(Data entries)
%%

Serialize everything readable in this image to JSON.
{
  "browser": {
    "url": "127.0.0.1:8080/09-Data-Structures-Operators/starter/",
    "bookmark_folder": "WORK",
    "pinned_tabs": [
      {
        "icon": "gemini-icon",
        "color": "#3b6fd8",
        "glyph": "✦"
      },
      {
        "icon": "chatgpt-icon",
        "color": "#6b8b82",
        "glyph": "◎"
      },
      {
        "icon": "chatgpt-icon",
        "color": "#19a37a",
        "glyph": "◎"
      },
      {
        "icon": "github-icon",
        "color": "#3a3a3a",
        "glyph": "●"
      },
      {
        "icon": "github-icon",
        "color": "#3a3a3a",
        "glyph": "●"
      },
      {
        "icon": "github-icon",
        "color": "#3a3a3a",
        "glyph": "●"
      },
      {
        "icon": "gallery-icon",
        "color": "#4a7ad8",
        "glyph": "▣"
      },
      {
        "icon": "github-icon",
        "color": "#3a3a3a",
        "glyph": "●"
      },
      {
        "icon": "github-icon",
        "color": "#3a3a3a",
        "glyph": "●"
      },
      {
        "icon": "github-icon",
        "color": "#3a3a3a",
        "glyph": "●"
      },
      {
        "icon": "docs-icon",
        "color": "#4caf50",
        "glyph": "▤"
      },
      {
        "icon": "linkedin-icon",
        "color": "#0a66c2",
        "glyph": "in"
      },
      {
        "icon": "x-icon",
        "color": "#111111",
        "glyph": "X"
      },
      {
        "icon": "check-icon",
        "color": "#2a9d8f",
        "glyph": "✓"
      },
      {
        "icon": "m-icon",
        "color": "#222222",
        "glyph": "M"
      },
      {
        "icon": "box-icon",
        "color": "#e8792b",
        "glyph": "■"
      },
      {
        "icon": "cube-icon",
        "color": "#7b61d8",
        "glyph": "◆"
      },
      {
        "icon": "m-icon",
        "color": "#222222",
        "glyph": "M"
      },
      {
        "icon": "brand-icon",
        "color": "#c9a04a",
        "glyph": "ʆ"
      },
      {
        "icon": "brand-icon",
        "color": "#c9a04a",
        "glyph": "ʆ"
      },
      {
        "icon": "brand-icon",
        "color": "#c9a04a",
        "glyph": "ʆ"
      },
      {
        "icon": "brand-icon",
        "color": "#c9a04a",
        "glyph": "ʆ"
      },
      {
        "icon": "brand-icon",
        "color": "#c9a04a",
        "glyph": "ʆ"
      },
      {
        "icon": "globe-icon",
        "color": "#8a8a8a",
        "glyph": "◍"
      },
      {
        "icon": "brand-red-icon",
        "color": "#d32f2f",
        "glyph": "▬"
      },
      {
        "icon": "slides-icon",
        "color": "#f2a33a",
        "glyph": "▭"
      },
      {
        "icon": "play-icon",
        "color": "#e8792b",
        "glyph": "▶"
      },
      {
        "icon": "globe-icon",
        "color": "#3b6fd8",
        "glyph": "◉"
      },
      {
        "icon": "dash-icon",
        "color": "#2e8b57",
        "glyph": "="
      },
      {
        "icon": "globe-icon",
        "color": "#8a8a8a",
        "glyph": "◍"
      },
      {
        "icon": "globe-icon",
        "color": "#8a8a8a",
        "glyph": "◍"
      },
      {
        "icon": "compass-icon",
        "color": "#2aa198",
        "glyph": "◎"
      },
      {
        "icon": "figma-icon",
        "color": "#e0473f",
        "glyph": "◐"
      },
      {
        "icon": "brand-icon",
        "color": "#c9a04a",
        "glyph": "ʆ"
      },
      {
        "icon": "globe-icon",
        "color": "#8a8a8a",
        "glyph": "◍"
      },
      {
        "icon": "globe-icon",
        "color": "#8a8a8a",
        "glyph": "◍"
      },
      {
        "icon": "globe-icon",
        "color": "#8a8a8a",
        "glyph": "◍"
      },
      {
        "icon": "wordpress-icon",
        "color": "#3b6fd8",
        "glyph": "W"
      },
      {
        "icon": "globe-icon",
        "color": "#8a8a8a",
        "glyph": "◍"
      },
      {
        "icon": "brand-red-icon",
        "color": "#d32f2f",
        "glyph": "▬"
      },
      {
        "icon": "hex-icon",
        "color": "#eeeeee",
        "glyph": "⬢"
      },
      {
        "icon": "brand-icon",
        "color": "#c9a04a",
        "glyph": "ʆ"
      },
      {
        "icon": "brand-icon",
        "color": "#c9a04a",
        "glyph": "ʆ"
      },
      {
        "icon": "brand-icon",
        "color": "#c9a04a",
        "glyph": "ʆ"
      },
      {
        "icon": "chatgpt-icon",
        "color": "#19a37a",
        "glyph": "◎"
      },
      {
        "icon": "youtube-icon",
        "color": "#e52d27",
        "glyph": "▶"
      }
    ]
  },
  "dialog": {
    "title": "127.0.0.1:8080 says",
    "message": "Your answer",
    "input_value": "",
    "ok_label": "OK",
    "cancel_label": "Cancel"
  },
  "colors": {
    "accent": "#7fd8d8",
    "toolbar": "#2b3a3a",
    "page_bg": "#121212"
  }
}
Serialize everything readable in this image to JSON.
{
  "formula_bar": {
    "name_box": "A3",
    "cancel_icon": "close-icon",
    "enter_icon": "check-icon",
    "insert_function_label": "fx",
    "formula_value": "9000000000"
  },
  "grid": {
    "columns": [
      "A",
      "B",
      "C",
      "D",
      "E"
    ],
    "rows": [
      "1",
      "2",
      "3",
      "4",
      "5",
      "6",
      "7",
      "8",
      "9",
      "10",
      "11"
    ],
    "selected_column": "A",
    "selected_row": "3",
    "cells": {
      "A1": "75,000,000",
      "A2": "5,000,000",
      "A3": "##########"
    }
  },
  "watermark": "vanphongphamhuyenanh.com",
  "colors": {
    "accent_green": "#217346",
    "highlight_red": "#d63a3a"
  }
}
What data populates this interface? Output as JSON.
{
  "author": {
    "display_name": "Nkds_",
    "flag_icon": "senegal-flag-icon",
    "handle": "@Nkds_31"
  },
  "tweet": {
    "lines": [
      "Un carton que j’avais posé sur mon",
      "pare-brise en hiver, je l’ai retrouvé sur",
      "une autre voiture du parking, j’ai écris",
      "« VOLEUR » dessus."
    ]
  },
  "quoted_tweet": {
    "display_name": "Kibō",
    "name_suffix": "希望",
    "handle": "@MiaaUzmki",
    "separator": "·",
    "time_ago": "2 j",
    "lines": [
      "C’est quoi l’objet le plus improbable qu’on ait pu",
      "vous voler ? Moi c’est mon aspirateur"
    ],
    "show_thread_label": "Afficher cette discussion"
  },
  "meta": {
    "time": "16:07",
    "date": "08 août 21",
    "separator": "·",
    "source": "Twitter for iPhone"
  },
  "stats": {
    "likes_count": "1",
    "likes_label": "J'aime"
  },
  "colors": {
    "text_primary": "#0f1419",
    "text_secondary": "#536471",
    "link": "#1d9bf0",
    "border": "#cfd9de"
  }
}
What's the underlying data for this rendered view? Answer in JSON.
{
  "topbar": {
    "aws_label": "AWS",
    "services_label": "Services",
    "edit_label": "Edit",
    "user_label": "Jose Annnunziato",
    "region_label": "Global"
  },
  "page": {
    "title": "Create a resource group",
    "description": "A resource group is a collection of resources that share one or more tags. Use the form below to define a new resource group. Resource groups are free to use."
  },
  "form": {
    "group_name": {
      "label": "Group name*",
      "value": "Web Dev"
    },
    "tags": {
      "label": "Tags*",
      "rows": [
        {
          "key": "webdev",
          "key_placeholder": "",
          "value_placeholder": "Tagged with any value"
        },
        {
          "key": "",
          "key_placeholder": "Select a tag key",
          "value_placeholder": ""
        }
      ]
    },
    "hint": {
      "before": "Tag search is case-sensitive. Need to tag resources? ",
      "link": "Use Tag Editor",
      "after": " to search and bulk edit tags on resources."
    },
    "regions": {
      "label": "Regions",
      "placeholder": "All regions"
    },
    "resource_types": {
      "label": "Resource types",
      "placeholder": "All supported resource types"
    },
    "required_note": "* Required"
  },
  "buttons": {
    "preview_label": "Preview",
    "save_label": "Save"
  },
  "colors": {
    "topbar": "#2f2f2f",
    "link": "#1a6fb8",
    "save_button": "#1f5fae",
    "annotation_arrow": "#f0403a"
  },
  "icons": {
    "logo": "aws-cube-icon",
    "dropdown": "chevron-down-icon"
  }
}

%%

TASK DESCRIPTION -
Reproduce exactly the line containing "What's the underlying" and every line after it through the end of the records above, and nothing else.

ANSWER TO THIS PROBLEM -
What's the underlying data for this rendered view? Answer in JSON.
{
  "topbar": {
    "aws_label": "AWS",
    "services_label": "Services",
    "edit_label": "Edit",
    "user_label": "Jose Annnunziato",
    "region_label": "Global"
  },
  "page": {
    "title": "Create a resource group",
    "description": "A resource group is a collection of resources that share one or more tags. Use the form below to define a new resource group. Resource groups are free to use."
  },
  "form": {
    "group_name": {
      "label": "Group name*",
      "value": "Web Dev"
    },
    "tags": {
      "label": "Tags*",
      "rows": [
        {
          "key": "webdev",
          "key_placeholder": "",
          "value_placeholder": "Tagged with any value"
        },
        {
          "key": "",
          "key_placeholder": "Select a tag key",
          "value_placeholder": ""
        }
      ]
    },
    "hint": {
      "before": "Tag search is case-sensitive. Need to tag resources? ",
      "link": "Use Tag Editor",
      "after": " to search and bulk edit tags on resources."
    },
    "regions": {
      "label": "Regions",
      "placeholder": "All regions"
    },
    "resource_types": {
      "label": "Resource types",
      "placeholder": "All supported resource types"
    },
    "required_note": "* Required"
  },
  "buttons": {
    "preview_label": "Preview",
    "save_label": "Save"
  },
  "colors": {
    "topbar": "#2f2f2f",
    "link": "#1a6fb8",
    "save_button": "#1f5fae",
    "annotation_arrow": "#f0403a"
  },
  "icons": {
    "logo": "aws-cube-icon",
    "dropdown": "chevron-down-icon"
  }
}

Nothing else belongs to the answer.